Stored data
■ ■ ■

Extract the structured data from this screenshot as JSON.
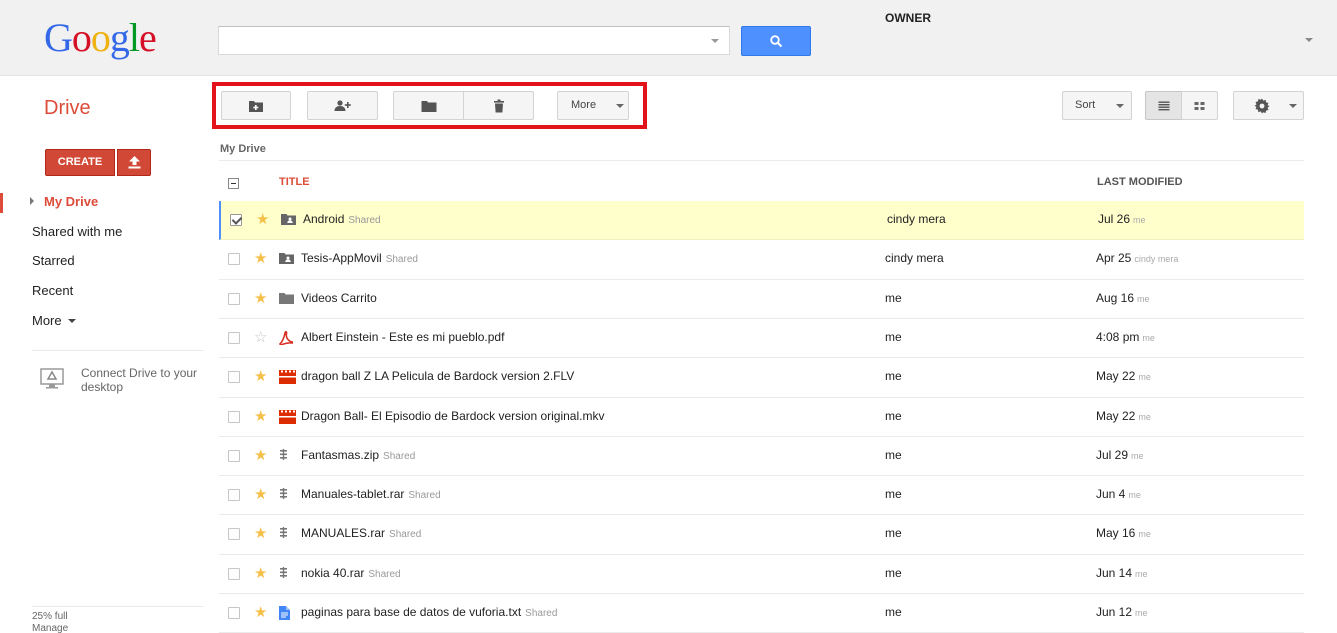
{
  "header": {
    "logo": "Google",
    "search": {
      "value": "",
      "placeholder": ""
    }
  },
  "app": {
    "title": "Drive"
  },
  "toolbar": {
    "more_label": "More",
    "sort_label": "Sort"
  },
  "sidebar": {
    "create_label": "CREATE",
    "nav": [
      "My Drive",
      "Shared with me",
      "Starred",
      "Recent",
      "More"
    ],
    "connect_text": "Connect Drive to your desktop",
    "storage": {
      "usage": "25% full",
      "manage": "Manage"
    }
  },
  "main": {
    "breadcrumb": "My Drive",
    "columns": {
      "title": "TITLE",
      "owner": "OWNER",
      "modified": "LAST MODIFIED"
    },
    "files": [
      {
        "name": "Android",
        "shared": "Shared",
        "type": "shared-folder",
        "starred": true,
        "checked": true,
        "owner": "cindy mera",
        "modified": "Jul 26",
        "modified_by": "me"
      },
      {
        "name": "Tesis-AppMovil",
        "shared": "Shared",
        "type": "shared-folder",
        "starred": true,
        "checked": false,
        "owner": "cindy mera",
        "modified": "Apr 25",
        "modified_by": "cindy mera"
      },
      {
        "name": "Videos Carrito",
        "shared": "",
        "type": "folder",
        "starred": true,
        "checked": false,
        "owner": "me",
        "modified": "Aug 16",
        "modified_by": "me"
      },
      {
        "name": "Albert Einstein - Este es mi pueblo.pdf",
        "shared": "",
        "type": "pdf",
        "starred": false,
        "checked": false,
        "owner": "me",
        "modified": "4:08 pm",
        "modified_by": "me"
      },
      {
        "name": "dragon ball Z LA Pelicula de Bardock version 2.FLV",
        "shared": "",
        "type": "video",
        "starred": true,
        "checked": false,
        "owner": "me",
        "modified": "May 22",
        "modified_by": "me"
      },
      {
        "name": "Dragon Ball- El Episodio de Bardock version original.mkv",
        "shared": "",
        "type": "video",
        "starred": true,
        "checked": false,
        "owner": "me",
        "modified": "May 22",
        "modified_by": "me"
      },
      {
        "name": "Fantasmas.zip",
        "shared": "Shared",
        "type": "archive",
        "starred": true,
        "checked": false,
        "owner": "me",
        "modified": "Jul 29",
        "modified_by": "me"
      },
      {
        "name": "Manuales-tablet.rar",
        "shared": "Shared",
        "type": "archive",
        "starred": true,
        "checked": false,
        "owner": "me",
        "modified": "Jun 4",
        "modified_by": "me"
      },
      {
        "name": "MANUALES.rar",
        "shared": "Shared",
        "type": "archive",
        "starred": true,
        "checked": false,
        "owner": "me",
        "modified": "May 16",
        "modified_by": "me"
      },
      {
        "name": "nokia 40.rar",
        "shared": "Shared",
        "type": "archive",
        "starred": true,
        "checked": false,
        "owner": "me",
        "modified": "Jun 14",
        "modified_by": "me"
      },
      {
        "name": "paginas para base de datos de vuforia.txt",
        "shared": "Shared",
        "type": "text-document",
        "starred": true,
        "checked": false,
        "owner": "me",
        "modified": "Jun 12",
        "modified_by": "me"
      }
    ]
  },
  "colors": {
    "accent_red": "#dd4b39",
    "search_blue": "#4d90fe",
    "star_gold": "#f5c04a",
    "selected_row": "#ffffcc",
    "annotation_box": "#e3131b"
  }
}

■ ■ ■

» Given request:
Without the pictures, restate each entry exactly.

» Written answer:
Extract the structured data from this screenshot as JSON.
{
  "header": {
    "logo": "Google",
    "search": {
      "value": "",
      "placeholder": ""
    }
  },
  "app": {
    "title": "Drive"
  },
  "toolbar": {
    "more_label": "More",
    "sort_label": "Sort"
  },
  "sidebar": {
    "create_label": "CREATE",
    "nav": [
      "My Drive",
      "Shared with me",
      "Starred",
      "Recent",
      "More"
    ],
    "connect_text": "Connect Drive to your desktop",
    "storage": {
      "usage": "25% full",
      "manage": "Manage"
    }
  },
  "main": {
    "breadcrumb": "My Drive",
    "columns": {
      "title": "TITLE",
      "owner": "OWNER",
      "modified": "LAST MODIFIED"
    },
    "files": [
      {
        "name": "Android",
        "shared": "Shared",
        "type": "shared-folder",
        "starred": true,
        "checked": true,
        "owner": "cindy mera",
        "modified": "Jul 26",
        "modified_by": "me"
      },
      {
        "name": "Tesis-AppMovil",
        "shared": "Shared",
        "type": "shared-folder",
        "starred": true,
        "checked": false,
        "owner": "cindy mera",
        "modified": "Apr 25",
        "modified_by": "cindy mera"
      },
      {
        "name": "Videos Carrito",
        "shared": "",
        "type": "folder",
        "starred": true,
        "checked": false,
        "owner": "me",
        "modified": "Aug 16",
        "modified_by": "me"
      },
      {
        "name": "Albert Einstein - Este es mi pueblo.pdf",
        "shared": "",
        "type": "pdf",
        "starred": false,
        "checked": false,
        "owner": "me",
        "modified": "4:08 pm",
        "modified_by": "me"
      },
      {
        "name": "dragon ball Z LA Pelicula de Bardock version 2.FLV",
        "shared": "",
        "type": "video",
        "starred": true,
        "checked": false,
        "owner": "me",
        "modified": "May 22",
        "modified_by": "me"
      },
      {
        "name": "Dragon Ball- El Episodio de Bardock version original.mkv",
        "shared": "",
        "type": "video",
        "starred": true,
        "checked": false,
        "owner": "me",
        "modified": "May 22",
        "modified_by": "me"
      },
      {
        "name": "Fantasmas.zip",
        "shared": "Shared",
        "type": "archive",
        "starred": true,
        "checked": false,
        "owner": "me",
        "modified": "Jul 29",
        "modified_by": "me"
      },
      {
        "name": "Manuales-tablet.rar",
        "shared": "Shared",
        "type": "archive",
        "starred": true,
        "checked": false,
        "owner": "me",
        "modified": "Jun 4",
        "modified_by": "me"
      },
      {
        "name": "MANUALES.rar",
        "shared": "Shared",
        "type": "archive",
        "starred": true,
        "checked": false,
        "owner": "me",
        "modified": "May 16",
        "modified_by": "me"
      },
      {
        "name": "nokia 40.rar",
        "shared": "Shared",
        "type": "archive",
        "starred": true,
        "checked": false,
        "owner": "me",
        "modified": "Jun 14",
        "modified_by": "me"
      },
      {
        "name": "paginas para base de datos de vuforia.txt",
        "shared": "Shared",
        "type": "text-document",
        "starred": true,
        "checked": false,
        "owner": "me",
        "modified": "Jun 12",
        "modified_by": "me"
      }
    ]
  },
  "colors": {
    "accent_red": "#dd4b39",
    "search_blue": "#4d90fe",
    "star_gold": "#f5c04a",
    "selected_row": "#ffffcc",
    "annotation_box": "#e3131b"
  }
}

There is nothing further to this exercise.